[Data entries]

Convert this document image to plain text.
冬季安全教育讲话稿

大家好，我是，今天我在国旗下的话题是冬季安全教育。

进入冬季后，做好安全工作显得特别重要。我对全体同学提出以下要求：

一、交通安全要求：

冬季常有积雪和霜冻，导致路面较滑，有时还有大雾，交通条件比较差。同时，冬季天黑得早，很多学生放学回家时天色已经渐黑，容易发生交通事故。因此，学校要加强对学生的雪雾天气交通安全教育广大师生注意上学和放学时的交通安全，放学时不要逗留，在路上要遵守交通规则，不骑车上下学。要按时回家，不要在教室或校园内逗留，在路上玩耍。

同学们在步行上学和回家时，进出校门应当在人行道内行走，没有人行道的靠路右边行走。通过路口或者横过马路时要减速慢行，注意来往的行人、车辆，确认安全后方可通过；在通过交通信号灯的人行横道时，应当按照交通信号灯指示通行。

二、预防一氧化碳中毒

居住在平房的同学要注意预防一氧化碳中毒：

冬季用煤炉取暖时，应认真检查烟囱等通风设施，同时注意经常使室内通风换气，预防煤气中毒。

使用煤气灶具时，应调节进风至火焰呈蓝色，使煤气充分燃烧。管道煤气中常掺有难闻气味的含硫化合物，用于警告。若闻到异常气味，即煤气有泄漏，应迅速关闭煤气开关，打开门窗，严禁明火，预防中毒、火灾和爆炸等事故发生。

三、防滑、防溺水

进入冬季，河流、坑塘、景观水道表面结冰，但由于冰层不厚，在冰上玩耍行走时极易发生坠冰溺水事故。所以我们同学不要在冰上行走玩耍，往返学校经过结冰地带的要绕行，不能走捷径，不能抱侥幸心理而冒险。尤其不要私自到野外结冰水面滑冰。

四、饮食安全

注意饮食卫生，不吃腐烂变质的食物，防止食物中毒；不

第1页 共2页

...

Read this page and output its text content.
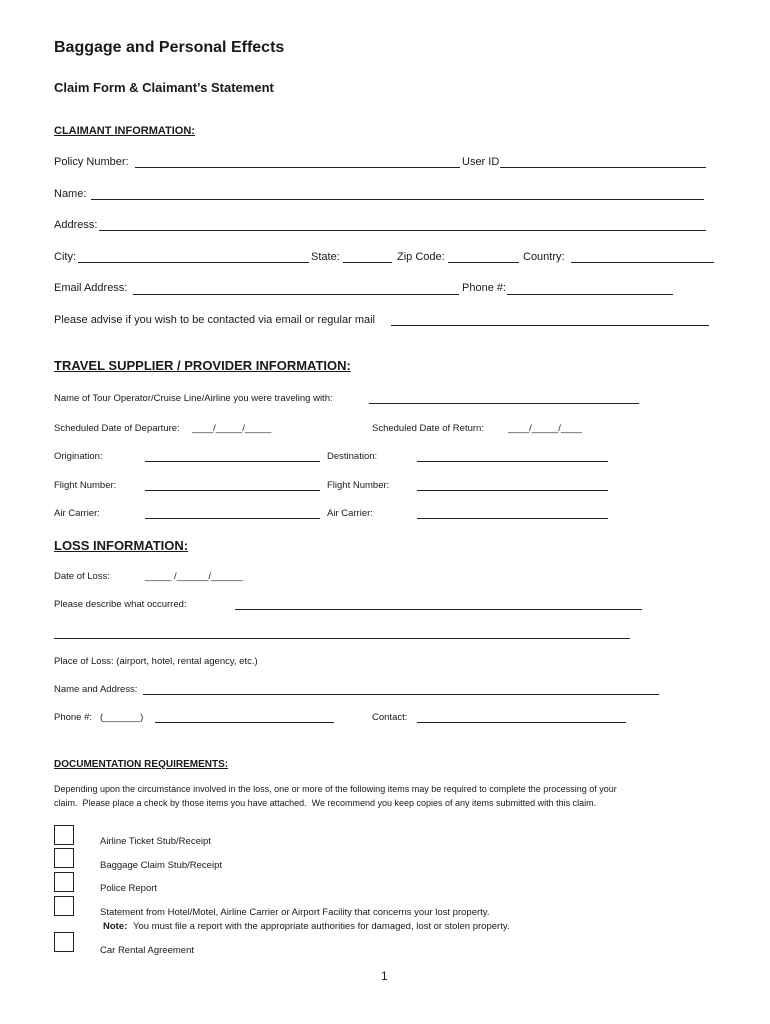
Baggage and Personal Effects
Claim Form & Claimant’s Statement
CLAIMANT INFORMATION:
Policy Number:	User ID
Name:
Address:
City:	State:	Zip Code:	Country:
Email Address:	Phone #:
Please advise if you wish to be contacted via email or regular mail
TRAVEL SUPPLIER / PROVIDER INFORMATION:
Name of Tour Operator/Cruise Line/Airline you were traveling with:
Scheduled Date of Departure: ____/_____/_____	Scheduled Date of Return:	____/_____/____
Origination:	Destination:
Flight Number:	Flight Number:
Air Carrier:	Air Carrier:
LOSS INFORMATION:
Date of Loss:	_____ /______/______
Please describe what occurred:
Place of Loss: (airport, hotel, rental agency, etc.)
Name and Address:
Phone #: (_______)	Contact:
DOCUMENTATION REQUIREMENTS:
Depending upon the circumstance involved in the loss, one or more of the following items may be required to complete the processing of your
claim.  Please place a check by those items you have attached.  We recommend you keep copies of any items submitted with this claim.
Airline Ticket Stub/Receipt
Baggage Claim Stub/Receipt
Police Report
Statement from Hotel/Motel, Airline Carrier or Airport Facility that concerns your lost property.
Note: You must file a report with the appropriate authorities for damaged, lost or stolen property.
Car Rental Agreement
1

• SHORT EXERCISE: Write out every line of the data that holds the word "lost".

• EXERCISE RESULT:
Statement from Hotel/Motel, Airline Carrier or Airport Facility that concerns your lost property.
Note: You must file a report with the appropriate authorities for damaged, lost or stolen property.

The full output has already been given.